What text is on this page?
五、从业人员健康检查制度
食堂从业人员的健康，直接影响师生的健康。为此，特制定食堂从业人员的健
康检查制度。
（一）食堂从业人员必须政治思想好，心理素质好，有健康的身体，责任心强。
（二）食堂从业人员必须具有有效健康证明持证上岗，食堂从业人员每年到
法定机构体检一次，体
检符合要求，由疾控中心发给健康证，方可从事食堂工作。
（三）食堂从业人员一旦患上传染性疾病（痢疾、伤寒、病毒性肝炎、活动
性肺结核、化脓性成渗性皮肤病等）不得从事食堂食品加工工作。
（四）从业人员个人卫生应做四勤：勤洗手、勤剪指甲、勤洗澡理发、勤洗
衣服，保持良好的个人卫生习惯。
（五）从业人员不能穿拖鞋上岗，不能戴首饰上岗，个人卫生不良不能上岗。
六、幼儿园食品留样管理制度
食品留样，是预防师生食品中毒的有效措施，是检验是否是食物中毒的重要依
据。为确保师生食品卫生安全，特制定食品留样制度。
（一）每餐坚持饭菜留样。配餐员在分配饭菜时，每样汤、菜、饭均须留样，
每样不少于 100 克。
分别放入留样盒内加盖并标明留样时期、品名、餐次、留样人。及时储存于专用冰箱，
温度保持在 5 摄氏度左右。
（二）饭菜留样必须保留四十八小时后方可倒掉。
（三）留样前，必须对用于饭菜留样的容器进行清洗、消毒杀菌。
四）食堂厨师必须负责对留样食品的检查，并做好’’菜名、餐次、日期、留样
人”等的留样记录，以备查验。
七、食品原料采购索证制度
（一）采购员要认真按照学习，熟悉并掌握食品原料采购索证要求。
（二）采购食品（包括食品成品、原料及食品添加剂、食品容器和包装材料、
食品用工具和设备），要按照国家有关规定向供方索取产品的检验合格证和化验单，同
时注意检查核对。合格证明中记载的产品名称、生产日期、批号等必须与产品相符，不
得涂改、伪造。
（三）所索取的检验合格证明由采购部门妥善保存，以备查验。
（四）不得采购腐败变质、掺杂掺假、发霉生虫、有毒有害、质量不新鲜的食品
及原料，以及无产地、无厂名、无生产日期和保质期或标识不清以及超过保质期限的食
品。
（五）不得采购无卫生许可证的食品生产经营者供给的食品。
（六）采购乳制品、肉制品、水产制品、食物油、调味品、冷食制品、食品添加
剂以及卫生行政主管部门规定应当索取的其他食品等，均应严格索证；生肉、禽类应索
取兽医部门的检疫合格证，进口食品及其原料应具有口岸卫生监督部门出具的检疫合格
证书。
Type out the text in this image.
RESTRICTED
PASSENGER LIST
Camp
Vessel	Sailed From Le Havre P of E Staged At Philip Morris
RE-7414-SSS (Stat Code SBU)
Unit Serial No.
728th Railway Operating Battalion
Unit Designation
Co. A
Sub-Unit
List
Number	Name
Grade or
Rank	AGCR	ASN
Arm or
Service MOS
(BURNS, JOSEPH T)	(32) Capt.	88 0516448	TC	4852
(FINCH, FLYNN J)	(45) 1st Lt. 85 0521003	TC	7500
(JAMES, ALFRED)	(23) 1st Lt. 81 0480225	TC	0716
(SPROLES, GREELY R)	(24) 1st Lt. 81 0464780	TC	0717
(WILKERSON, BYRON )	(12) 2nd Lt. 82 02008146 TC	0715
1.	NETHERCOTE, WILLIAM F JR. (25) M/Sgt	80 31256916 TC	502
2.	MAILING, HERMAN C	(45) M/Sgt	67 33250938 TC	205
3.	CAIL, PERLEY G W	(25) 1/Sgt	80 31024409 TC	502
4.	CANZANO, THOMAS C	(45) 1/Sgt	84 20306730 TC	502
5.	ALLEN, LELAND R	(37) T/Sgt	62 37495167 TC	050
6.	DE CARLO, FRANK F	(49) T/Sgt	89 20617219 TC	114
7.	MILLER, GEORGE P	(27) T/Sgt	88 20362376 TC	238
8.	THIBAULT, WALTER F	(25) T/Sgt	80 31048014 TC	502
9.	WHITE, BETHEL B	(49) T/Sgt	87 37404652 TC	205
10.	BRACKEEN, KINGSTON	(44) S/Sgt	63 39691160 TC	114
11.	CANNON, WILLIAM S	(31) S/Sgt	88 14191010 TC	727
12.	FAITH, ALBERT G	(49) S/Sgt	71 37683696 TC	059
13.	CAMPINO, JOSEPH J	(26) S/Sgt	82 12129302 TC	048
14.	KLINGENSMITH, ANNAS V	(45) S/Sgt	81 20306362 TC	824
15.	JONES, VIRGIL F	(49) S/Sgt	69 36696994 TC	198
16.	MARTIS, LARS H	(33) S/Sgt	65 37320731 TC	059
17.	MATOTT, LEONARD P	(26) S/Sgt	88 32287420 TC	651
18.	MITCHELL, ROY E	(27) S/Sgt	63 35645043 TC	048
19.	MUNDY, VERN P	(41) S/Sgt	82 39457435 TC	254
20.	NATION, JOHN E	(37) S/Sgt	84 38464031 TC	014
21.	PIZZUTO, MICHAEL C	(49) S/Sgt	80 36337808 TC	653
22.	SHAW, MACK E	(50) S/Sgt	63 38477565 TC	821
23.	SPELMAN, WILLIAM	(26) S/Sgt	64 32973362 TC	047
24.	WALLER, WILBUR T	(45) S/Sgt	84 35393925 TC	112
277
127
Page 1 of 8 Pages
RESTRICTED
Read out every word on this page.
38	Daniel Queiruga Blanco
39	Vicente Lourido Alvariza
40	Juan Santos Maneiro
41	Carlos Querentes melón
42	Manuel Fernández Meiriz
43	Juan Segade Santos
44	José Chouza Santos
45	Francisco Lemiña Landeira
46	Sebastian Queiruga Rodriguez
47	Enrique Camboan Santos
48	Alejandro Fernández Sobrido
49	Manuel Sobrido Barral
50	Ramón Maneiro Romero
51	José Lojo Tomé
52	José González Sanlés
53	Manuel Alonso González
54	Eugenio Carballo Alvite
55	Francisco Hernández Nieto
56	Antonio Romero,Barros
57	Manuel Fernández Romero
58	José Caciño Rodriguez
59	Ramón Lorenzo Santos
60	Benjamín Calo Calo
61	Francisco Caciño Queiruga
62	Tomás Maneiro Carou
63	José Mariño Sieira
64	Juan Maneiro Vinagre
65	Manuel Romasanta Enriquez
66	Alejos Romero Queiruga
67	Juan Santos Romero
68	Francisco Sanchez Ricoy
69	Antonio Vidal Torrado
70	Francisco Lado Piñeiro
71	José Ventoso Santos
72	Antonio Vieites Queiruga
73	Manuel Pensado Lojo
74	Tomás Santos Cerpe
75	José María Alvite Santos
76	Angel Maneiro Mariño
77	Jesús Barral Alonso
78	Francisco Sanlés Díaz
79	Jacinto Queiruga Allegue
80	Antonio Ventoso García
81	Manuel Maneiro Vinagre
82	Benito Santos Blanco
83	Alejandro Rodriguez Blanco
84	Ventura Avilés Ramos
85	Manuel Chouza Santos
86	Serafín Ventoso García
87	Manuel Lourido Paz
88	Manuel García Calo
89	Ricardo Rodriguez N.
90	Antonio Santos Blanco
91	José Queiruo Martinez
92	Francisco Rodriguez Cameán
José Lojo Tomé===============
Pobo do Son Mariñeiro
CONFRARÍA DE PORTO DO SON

### Your goal
Return the whole listing exactly, with every line included.

### Written response
What text is on this page?
五、从业人员健康检查制度
食堂从业人员的健康，直接影响师生的健康。为此，特制定食堂从业人员的健
康检查制度。
（一）食堂从业人员必须政治思想好，心理素质好，有健康的身体，责任心强。
（二）食堂从业人员必须具有有效健康证明持证上岗，食堂从业人员每年到
法定机构体检一次，体
检符合要求，由疾控中心发给健康证，方可从事食堂工作。
（三）食堂从业人员一旦患上传染性疾病（痢疾、伤寒、病毒性肝炎、活动
性肺结核、化脓性成渗性皮肤病等）不得从事食堂食品加工工作。
（四）从业人员个人卫生应做四勤：勤洗手、勤剪指甲、勤洗澡理发、勤洗
衣服，保持良好的个人卫生习惯。
（五）从业人员不能穿拖鞋上岗，不能戴首饰上岗，个人卫生不良不能上岗。
六、幼儿园食品留样管理制度
食品留样，是预防师生食品中毒的有效措施，是检验是否是食物中毒的重要依
据。为确保师生食品卫生安全，特制定食品留样制度。
（一）每餐坚持饭菜留样。配餐员在分配饭菜时，每样汤、菜、饭均须留样，
每样不少于 100 克。
分别放入留样盒内加盖并标明留样时期、品名、餐次、留样人。及时储存于专用冰箱，
温度保持在 5 摄氏度左右。
（二）饭菜留样必须保留四十八小时后方可倒掉。
（三）留样前，必须对用于饭菜留样的容器进行清洗、消毒杀菌。
四）食堂厨师必须负责对留样食品的检查，并做好’’菜名、餐次、日期、留样
人”等的留样记录，以备查验。
七、食品原料采购索证制度
（一）采购员要认真按照学习，熟悉并掌握食品原料采购索证要求。
（二）采购食品（包括食品成品、原料及食品添加剂、食品容器和包装材料、
食品用工具和设备），要按照国家有关规定向供方索取产品的检验合格证和化验单，同
时注意检查核对。合格证明中记载的产品名称、生产日期、批号等必须与产品相符，不
得涂改、伪造。
（三）所索取的检验合格证明由采购部门妥善保存，以备查验。
（四）不得采购腐败变质、掺杂掺假、发霉生虫、有毒有害、质量不新鲜的食品
及原料，以及无产地、无厂名、无生产日期和保质期或标识不清以及超过保质期限的食
品。
（五）不得采购无卫生许可证的食品生产经营者供给的食品。
（六）采购乳制品、肉制品、水产制品、食物油、调味品、冷食制品、食品添加
剂以及卫生行政主管部门规定应当索取的其他食品等，均应严格索证；生肉、禽类应索
取兽医部门的检疫合格证，进口食品及其原料应具有口岸卫生监督部门出具的检疫合格
证书。
Type out the text in this image.
RESTRICTED
PASSENGER LIST
Camp
Vessel	Sailed From Le Havre P of E Staged At Philip Morris
RE-7414-SSS (Stat Code SBU)
Unit Serial No.
728th Railway Operating Battalion
Unit Designation
Co. A
Sub-Unit
List
Number	Name
Grade or
Rank	AGCR	ASN
Arm or
Service MOS
(BURNS, JOSEPH T)	(32) Capt.	88 0516448	TC	4852
(FINCH, FLYNN J)	(45) 1st Lt. 85 0521003	TC	7500
(JAMES, ALFRED)	(23) 1st Lt. 81 0480225	TC	0716
(SPROLES, GREELY R)	(24) 1st Lt. 81 0464780	TC	0717
(WILKERSON, BYRON )	(12) 2nd Lt. 82 02008146 TC	0715
1.	NETHERCOTE, WILLIAM F JR. (25) M/Sgt	80 31256916 TC	502
2.	MAILING, HERMAN C	(45) M/Sgt	67 33250938 TC	205
3.	CAIL, PERLEY G W	(25) 1/Sgt	80 31024409 TC	502
4.	CANZANO, THOMAS C	(45) 1/Sgt	84 20306730 TC	502
5.	ALLEN, LELAND R	(37) T/Sgt	62 37495167 TC	050
6.	DE CARLO, FRANK F	(49) T/Sgt	89 20617219 TC	114
7.	MILLER, GEORGE P	(27) T/Sgt	88 20362376 TC	238
8.	THIBAULT, WALTER F	(25) T/Sgt	80 31048014 TC	502
9.	WHITE, BETHEL B	(49) T/Sgt	87 37404652 TC	205
10.	BRACKEEN, KINGSTON	(44) S/Sgt	63 39691160 TC	114
11.	CANNON, WILLIAM S	(31) S/Sgt	88 14191010 TC	727
12.	FAITH, ALBERT G	(49) S/Sgt	71 37683696 TC	059
13.	CAMPINO, JOSEPH J	(26) S/Sgt	82 12129302 TC	048
14.	KLINGENSMITH, ANNAS V	(45) S/Sgt	81 20306362 TC	824
15.	JONES, VIRGIL F	(49) S/Sgt	69 36696994 TC	198
16.	MARTIS, LARS H	(33) S/Sgt	65 37320731 TC	059
17.	MATOTT, LEONARD P	(26) S/Sgt	88 32287420 TC	651
18.	MITCHELL, ROY E	(27) S/Sgt	63 35645043 TC	048
19.	MUNDY, VERN P	(41) S/Sgt	82 39457435 TC	254
20.	NATION, JOHN E	(37) S/Sgt	84 38464031 TC	014
21.	PIZZUTO, MICHAEL C	(49) S/Sgt	80 36337808 TC	653
22.	SHAW, MACK E	(50) S/Sgt	63 38477565 TC	821
23.	SPELMAN, WILLIAM	(26) S/Sgt	64 32973362 TC	047
24.	WALLER, WILBUR T	(45) S/Sgt	84 35393925 TC	112
277
127
Page 1 of 8 Pages
RESTRICTED
Read out every word on this page.
38	Daniel Queiruga Blanco
39	Vicente Lourido Alvariza
40	Juan Santos Maneiro
41	Carlos Querentes melón
42	Manuel Fernández Meiriz
43	Juan Segade Santos
44	José Chouza Santos
45	Francisco Lemiña Landeira
46	Sebastian Queiruga Rodriguez
47	Enrique Camboan Santos
48	Alejandro Fernández Sobrido
49	Manuel Sobrido Barral
50	Ramón Maneiro Romero
51	José Lojo Tomé
52	José González Sanlés
53	Manuel Alonso González
54	Eugenio Carballo Alvite
55	Francisco Hernández Nieto
56	Antonio Romero,Barros
57	Manuel Fernández Romero
58	José Caciño Rodriguez
59	Ramón Lorenzo Santos
60	Benjamín Calo Calo
61	Francisco Caciño Queiruga
62	Tomás Maneiro Carou
63	José Mariño Sieira
64	Juan Maneiro Vinagre
65	Manuel Romasanta Enriquez
66	Alejos Romero Queiruga
67	Juan Santos Romero
68	Francisco Sanchez Ricoy
69	Antonio Vidal Torrado
70	Francisco Lado Piñeiro
71	José Ventoso Santos
72	Antonio Vieites Queiruga
73	Manuel Pensado Lojo
74	Tomás Santos Cerpe
75	José María Alvite Santos
76	Angel Maneiro Mariño
77	Jesús Barral Alonso
78	Francisco Sanlés Díaz
79	Jacinto Queiruga Allegue
80	Antonio Ventoso García
81	Manuel Maneiro Vinagre
82	Benito Santos Blanco
83	Alejandro Rodriguez Blanco
84	Ventura Avilés Ramos
85	Manuel Chouza Santos
86	Serafín Ventoso García
87	Manuel Lourido Paz
88	Manuel García Calo
89	Ricardo Rodriguez N.
90	Antonio Santos Blanco
91	José Queiruo Martinez
92	Francisco Rodriguez Cameán
José Lojo Tomé===============
Pobo do Son Mariñeiro
CONFRARÍA DE PORTO DO SON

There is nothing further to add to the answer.